Data entries:
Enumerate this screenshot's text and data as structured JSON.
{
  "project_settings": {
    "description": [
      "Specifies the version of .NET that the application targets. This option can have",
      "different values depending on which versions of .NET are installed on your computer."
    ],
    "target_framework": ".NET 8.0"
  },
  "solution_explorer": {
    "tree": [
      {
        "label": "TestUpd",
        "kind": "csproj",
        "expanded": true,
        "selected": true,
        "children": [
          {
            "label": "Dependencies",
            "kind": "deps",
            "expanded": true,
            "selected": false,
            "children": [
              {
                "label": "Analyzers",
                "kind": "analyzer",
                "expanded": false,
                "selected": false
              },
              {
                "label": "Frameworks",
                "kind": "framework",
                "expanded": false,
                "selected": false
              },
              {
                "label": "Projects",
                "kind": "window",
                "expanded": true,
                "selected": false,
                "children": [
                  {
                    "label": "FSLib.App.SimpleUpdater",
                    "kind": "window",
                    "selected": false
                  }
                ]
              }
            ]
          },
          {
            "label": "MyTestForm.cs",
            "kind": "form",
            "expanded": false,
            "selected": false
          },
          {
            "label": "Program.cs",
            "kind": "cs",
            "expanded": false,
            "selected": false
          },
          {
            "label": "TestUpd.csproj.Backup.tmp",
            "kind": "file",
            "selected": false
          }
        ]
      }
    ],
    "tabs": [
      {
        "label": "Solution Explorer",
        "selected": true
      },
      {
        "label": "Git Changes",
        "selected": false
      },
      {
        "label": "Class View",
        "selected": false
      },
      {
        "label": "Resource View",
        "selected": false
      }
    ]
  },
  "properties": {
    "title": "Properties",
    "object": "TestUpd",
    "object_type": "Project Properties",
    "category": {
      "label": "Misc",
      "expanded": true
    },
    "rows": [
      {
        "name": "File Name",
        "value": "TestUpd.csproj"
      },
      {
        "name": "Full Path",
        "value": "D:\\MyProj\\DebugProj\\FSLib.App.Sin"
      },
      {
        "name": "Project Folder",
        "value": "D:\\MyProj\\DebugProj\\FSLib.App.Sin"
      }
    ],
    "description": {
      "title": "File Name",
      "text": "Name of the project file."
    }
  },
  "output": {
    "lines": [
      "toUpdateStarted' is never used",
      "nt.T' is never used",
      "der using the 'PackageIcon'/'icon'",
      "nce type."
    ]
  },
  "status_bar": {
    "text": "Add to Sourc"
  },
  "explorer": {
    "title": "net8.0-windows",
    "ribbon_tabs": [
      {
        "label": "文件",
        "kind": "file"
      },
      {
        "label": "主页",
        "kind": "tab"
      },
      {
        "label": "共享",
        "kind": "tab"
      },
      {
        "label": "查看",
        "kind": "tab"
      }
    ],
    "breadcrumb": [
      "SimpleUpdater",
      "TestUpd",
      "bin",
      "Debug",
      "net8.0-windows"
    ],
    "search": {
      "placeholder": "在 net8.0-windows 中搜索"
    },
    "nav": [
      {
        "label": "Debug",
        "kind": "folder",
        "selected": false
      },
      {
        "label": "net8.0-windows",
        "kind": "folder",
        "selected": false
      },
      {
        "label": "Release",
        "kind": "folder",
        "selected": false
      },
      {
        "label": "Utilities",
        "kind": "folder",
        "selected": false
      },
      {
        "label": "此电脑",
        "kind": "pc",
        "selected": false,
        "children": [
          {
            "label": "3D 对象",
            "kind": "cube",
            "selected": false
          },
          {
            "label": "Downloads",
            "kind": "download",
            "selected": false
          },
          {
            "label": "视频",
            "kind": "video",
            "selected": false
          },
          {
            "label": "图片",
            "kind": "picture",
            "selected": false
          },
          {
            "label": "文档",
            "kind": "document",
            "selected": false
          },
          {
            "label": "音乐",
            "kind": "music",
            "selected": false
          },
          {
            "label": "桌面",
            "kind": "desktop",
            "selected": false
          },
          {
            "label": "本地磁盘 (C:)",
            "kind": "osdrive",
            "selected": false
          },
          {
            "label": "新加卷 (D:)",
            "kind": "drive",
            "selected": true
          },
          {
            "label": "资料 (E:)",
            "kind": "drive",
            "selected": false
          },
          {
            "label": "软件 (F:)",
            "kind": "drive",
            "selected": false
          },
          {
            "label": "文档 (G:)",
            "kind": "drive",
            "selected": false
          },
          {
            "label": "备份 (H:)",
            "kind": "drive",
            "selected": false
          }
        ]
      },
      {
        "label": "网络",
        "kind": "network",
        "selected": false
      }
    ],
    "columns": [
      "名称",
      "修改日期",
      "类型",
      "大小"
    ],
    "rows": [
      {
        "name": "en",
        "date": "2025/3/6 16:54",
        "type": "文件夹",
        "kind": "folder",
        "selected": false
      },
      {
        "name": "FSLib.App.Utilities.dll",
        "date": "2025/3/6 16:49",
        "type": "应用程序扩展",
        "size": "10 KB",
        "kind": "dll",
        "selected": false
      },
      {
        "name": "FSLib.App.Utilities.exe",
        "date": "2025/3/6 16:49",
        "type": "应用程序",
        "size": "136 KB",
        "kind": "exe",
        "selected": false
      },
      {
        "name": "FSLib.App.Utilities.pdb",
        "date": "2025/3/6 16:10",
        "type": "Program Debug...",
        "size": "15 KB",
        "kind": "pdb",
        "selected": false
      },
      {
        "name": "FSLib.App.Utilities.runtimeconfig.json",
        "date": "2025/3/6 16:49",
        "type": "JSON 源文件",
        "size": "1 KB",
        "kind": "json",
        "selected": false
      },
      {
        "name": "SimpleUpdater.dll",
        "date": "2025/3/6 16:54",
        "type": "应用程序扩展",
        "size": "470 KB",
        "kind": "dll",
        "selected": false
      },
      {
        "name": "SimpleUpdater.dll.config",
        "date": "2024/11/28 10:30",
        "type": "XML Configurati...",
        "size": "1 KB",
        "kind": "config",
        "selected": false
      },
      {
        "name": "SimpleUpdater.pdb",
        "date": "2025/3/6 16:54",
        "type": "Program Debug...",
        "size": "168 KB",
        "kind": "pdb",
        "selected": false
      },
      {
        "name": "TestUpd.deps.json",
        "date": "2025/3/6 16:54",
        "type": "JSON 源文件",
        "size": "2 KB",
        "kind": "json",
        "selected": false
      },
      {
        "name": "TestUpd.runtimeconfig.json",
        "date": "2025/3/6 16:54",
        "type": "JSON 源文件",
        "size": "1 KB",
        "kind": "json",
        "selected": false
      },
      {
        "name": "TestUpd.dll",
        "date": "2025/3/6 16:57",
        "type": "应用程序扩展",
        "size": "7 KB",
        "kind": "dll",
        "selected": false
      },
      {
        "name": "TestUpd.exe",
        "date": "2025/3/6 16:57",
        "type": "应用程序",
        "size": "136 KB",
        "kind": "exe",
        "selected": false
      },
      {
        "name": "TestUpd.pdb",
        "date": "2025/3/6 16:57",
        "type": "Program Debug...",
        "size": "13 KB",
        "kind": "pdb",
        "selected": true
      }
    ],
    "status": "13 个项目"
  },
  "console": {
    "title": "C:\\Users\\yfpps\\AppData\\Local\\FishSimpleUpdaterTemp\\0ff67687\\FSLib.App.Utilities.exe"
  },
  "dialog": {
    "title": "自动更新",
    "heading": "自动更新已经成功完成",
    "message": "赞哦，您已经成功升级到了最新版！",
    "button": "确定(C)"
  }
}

Instructions to follow -
Your answer should be a single number: the count of lines in the data that include the word "FSLib".

Finished task -
8